== TASK INSTRUCTIONS ==
In the entries that follow, find the word "Todo" and report each line it is on.

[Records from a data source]
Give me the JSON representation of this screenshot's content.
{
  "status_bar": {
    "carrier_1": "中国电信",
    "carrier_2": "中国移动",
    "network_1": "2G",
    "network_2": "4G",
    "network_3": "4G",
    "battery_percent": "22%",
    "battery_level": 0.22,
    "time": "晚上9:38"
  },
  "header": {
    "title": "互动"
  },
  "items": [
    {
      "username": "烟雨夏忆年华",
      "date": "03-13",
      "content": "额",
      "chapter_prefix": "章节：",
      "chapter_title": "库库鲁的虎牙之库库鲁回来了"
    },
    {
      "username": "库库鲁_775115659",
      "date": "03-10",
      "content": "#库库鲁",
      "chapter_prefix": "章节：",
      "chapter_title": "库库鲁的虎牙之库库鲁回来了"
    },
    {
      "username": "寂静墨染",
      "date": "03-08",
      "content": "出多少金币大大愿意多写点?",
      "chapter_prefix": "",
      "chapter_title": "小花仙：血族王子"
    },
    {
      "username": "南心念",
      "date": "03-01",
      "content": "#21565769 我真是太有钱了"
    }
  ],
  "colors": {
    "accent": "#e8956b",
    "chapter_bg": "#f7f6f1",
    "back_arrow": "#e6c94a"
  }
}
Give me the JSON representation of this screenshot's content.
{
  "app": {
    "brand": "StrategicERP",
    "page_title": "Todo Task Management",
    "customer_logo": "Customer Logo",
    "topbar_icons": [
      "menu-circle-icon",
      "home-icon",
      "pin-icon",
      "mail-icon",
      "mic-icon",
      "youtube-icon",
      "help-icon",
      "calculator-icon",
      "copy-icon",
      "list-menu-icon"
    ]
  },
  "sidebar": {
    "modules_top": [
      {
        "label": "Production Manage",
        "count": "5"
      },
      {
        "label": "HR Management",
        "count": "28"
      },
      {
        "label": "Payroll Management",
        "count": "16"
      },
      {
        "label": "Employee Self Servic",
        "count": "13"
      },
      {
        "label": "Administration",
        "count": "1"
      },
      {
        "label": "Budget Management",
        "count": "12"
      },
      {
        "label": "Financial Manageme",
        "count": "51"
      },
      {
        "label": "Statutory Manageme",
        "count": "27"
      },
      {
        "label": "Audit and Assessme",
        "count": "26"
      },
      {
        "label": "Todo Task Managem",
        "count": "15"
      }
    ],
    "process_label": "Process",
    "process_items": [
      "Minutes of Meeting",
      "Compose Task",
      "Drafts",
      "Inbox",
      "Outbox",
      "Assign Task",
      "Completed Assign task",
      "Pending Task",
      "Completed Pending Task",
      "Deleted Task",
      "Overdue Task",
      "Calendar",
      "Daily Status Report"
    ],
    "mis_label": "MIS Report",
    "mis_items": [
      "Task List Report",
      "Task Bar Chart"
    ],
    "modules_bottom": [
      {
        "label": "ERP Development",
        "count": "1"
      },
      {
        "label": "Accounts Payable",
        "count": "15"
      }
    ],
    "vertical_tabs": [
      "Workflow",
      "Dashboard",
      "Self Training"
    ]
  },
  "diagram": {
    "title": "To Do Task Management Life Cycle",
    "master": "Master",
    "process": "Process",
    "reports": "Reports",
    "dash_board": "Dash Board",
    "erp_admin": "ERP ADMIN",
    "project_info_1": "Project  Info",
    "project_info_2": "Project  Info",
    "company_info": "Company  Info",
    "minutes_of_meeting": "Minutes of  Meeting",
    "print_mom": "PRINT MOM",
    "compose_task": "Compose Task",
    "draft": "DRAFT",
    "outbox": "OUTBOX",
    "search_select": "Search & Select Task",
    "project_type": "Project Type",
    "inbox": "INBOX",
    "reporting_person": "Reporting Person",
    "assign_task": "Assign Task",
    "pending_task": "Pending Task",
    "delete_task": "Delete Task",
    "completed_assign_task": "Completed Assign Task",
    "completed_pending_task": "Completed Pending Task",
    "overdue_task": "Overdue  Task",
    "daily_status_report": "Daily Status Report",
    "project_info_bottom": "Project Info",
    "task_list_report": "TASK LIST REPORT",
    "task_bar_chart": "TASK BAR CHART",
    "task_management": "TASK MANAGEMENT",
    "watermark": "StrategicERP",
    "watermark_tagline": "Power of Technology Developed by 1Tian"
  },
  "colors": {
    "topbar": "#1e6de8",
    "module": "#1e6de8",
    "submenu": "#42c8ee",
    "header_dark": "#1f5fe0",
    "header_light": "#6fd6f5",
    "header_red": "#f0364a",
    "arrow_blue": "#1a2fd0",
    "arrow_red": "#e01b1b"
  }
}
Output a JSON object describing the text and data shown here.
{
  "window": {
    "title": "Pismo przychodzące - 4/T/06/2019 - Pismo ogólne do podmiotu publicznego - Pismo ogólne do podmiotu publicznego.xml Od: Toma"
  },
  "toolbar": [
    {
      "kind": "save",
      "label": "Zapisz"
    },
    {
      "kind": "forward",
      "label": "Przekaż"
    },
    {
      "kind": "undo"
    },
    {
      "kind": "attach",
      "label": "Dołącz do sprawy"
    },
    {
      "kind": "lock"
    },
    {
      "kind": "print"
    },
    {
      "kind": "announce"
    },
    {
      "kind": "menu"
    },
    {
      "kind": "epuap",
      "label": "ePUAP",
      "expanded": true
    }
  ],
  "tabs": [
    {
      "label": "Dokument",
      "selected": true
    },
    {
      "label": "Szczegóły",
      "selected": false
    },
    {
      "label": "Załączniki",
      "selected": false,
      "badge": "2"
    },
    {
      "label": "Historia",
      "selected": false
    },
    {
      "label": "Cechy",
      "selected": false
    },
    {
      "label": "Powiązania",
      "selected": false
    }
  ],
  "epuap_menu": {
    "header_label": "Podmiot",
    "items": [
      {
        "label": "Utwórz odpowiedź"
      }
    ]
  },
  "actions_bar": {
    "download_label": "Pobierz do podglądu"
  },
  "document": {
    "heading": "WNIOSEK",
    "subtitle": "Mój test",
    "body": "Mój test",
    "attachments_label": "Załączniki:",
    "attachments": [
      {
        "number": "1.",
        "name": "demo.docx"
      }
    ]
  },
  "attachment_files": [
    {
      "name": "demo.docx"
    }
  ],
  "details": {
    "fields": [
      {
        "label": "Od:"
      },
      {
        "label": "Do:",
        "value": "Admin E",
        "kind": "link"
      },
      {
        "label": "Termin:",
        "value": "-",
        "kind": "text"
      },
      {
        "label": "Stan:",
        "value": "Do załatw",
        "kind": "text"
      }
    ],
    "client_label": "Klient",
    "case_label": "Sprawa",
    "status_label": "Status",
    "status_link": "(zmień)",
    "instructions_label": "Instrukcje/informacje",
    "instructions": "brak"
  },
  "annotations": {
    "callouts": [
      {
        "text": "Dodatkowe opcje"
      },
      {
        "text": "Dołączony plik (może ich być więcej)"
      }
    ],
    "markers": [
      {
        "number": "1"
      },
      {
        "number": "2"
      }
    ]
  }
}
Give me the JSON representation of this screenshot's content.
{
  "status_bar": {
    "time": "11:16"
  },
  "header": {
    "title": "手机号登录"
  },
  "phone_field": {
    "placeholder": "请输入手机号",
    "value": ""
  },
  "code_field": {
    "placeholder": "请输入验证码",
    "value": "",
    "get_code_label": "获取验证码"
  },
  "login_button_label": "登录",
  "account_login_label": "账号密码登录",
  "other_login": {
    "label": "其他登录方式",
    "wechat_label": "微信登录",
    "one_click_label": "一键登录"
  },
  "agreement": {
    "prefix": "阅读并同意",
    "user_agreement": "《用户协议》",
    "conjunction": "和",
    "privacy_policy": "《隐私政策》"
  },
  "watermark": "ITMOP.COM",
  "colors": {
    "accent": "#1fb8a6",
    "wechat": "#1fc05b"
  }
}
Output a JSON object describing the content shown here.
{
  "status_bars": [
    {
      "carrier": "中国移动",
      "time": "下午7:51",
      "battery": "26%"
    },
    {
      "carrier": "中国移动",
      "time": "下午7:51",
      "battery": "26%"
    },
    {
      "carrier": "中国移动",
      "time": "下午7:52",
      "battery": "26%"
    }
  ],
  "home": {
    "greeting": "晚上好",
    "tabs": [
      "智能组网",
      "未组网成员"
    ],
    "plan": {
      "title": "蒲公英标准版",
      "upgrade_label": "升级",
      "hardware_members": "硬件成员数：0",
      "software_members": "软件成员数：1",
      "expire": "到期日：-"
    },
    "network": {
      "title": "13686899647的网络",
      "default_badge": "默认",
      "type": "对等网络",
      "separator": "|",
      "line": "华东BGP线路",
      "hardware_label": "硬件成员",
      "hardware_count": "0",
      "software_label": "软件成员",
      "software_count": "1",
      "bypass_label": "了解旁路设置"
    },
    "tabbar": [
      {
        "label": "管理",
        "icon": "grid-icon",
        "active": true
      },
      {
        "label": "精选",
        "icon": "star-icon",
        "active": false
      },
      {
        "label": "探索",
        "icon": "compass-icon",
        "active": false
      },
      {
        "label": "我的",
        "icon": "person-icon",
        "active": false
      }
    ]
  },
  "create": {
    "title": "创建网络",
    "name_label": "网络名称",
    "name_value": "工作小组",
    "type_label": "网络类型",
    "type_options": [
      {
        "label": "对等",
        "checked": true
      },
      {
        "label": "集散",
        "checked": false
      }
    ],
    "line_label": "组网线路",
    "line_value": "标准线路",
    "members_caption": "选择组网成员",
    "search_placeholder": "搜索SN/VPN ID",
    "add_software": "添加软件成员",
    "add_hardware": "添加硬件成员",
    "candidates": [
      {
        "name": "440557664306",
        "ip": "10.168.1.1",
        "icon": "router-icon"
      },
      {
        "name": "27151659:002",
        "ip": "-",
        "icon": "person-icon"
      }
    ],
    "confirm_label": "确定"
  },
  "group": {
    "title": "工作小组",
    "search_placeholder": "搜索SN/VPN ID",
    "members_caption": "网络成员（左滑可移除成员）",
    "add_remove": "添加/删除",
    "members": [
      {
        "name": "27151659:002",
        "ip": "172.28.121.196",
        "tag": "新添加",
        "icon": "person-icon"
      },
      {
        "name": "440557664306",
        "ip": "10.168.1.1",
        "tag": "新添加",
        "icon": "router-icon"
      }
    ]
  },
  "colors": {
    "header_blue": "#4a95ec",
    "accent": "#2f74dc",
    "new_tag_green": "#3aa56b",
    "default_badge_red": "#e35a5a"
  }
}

== SOLUTION FOR THIS PROBLEM ==
    "page_title": "Todo Task Management",
        "label": "Todo Task Managem",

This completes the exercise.